But where parties have, in good faith and for a valuable consideration, entered into an engagement that is not contrary to good morals, and is invalid only because of some legal impediment, such as the incapacity of a nominal party or the omission of some merely formal requirement, there is ground for maintaining that the legislature may, by subsequent enactment, provide a legal remedy, and thus give vitality to the obligation that the parties intended to create. Cooley, Const. Lim. **293, 374; Sutherland, U. S. Const. 428, 429; Ewell v. Daggs, 108 U. S. 143, 151, 27 L. ed. 682, 685, 2 Sup. Ct. Rep. 408; Gross v. United States Mortg. Co. 108 U. S. 477, 488, 27 L. ed. 795, 798, 2 Sup. Ct. Rep. 940.
Nevertheless, granting, for the sake of the argument, the contention of the plaintiff in error that the contract in suit, so far as pertains to its obligation, is of statutory origin, it by no means follows that the provision respecting a preliminary notice to the obligors, as a condition precedent to suit thereon, although contained in the law as it stood at the time the bond was given, cannot be constitutionally modified by subsequent legislation. The decision must turn, we think, upon the familiar distinction between a law which enlarges, abridges, or modifies the obligation of a contract, and a law which merely modifies the remedy, by changing the time or the method in which the remedy shall be pursued, without substantial interference with the obligation of the contract itself.
As Chief Justice Marshall observed in Ogden v. Saunders, 12 Wheat. 213, 349, 6 L. ed. 606, 653, the obligation and the remedy originate at different times: 'The obligation to perform is coeval with the undertaking to perform; it originates with the contract itself, and operates anterior to the time of performance. The remedy acts upon a broken contract, and enforces a pre-existing obligation.'
The distinction was well expressed by Mr. Justice Harlan, speaking for this court, as follows: 'It is well settled that while, in a general sense, the laws in force at the time a contract is made enter into its obligation, parties have no vested right in the particular remedies or modes of procedure then existing. It is true the legislature may not withdraw all remedies, and thus in effect destroy the contract; nor may it impose such new restrictions or conditions as would materially delay or embarrass enforcement of rights under the contract, according to the usual course of justice as established when the contract was made. Neither could be done without impairing the obligation of the contract. But it is equally well settled that the legislature may modify or change existing remedies, or prescribe new modes of procedure, without impairing the obligation of contracts, provided a substantial or efficacious remedy remains or is given, by means of which a party can enforce his rights under the contract' Oshkosh Waterworks Co. v. Oshkosh, 187 U. S. 437, 439, 47 L. ed. 249, 250, 23 Sup. Ct. Rep. 234, citing many previous cases.

RECORD EXTRACTS:
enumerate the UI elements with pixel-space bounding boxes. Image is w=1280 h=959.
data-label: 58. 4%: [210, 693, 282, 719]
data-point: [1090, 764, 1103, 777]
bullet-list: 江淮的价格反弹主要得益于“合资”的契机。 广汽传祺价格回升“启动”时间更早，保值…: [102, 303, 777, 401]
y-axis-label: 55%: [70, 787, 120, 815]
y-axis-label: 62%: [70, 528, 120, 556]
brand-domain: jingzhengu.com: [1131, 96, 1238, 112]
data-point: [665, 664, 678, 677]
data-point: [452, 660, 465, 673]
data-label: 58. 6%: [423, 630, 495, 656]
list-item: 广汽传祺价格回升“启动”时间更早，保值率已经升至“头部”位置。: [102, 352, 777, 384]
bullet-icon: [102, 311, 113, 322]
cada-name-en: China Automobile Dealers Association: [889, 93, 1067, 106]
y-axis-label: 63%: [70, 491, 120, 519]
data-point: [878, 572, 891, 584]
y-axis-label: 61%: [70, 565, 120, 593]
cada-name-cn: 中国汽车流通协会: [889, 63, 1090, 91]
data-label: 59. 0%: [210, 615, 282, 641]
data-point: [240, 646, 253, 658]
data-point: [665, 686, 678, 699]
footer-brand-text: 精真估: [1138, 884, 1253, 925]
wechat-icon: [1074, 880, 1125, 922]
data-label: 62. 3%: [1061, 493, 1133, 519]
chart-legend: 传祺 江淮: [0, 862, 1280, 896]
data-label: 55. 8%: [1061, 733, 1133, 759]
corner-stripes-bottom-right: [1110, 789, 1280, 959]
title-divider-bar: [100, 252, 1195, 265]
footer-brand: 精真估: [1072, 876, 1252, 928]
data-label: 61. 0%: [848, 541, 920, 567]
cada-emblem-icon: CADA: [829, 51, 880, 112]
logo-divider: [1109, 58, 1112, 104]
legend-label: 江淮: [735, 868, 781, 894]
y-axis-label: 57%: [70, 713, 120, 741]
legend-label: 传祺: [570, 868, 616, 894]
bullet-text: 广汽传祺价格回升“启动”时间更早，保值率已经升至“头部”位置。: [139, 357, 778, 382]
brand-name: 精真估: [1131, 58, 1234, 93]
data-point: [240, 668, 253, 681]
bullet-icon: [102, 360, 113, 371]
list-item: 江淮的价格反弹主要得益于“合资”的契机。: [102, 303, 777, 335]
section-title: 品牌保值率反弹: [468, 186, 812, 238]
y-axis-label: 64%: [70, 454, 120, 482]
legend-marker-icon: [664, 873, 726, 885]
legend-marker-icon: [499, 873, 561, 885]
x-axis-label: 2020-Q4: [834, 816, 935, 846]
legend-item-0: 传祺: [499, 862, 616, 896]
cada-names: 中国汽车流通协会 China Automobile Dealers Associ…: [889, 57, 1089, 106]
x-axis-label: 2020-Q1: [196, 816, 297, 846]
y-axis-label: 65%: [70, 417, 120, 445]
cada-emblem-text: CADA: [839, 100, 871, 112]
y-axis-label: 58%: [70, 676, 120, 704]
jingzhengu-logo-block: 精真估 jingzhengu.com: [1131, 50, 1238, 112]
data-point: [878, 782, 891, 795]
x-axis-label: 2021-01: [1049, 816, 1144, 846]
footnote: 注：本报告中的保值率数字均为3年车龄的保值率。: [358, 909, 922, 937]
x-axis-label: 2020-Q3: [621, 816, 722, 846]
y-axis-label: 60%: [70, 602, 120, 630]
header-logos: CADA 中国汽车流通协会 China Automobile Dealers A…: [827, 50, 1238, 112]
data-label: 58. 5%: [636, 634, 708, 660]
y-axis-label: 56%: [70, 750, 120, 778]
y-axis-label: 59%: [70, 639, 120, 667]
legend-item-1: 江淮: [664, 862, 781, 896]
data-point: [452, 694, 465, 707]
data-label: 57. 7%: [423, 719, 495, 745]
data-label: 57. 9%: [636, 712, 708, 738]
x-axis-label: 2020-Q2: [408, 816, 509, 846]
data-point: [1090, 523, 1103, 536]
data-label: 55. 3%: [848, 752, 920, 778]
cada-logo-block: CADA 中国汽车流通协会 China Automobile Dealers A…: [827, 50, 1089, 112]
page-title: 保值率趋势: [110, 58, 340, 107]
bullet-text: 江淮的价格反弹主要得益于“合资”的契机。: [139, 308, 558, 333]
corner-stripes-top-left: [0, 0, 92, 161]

WORK TO DO:
a. List every court case cited by name in the excerpt on contract obligations and remedies.
b. Answer these about the excerpt on contract obligations and remedies:
(i) Who made the observation in Ogden v. Saunders that the obligation and the remedy originate at different times?
(ii) According to that observation, what does the remedy act upon?
(iii) Which justice is named as speaking for the court in the passage quoted from Oshkosh Waterworks Co. v. Oshkosh?

REPLIES:
a.
Ewell v. Daggs
Gross v. United States Mortg. Co.
Ogden v. Saunders
Oshkosh Waterworks Co. v. Oshkosh

b.
(i) Chief Justice Marshall
(ii) A broken contract
(iii) Mr. Justice Harlan